--- Start of Items ---
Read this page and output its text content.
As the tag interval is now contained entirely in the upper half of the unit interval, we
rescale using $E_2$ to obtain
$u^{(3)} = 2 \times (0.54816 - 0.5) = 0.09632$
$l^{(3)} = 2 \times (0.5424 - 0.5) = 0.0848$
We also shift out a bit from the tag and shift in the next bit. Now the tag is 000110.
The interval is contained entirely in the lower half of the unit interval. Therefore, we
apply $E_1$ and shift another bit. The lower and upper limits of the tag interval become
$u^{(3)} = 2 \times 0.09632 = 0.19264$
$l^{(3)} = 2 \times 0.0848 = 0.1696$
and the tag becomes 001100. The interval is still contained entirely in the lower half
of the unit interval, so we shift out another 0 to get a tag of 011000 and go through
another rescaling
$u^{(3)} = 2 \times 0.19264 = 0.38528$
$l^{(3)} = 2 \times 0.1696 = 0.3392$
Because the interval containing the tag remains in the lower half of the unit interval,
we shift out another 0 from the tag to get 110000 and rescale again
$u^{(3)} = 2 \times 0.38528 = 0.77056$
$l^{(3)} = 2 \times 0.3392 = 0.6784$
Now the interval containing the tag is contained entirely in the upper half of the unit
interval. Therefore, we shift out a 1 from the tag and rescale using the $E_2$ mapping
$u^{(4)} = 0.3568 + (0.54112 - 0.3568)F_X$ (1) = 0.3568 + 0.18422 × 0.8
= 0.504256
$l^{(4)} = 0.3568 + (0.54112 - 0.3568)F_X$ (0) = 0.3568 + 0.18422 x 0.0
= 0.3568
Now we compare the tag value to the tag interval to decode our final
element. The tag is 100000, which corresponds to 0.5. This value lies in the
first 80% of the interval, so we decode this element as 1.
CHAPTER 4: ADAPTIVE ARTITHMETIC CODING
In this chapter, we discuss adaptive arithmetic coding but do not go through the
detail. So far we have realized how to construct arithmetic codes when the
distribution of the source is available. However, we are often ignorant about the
--- End of Items ---
Extract every line that has the string "arithmetic" in it.

In this chapter, we discuss adaptive arithmetic coding but do not go through the
detail. So far we have realized how to construct arithmetic codes when the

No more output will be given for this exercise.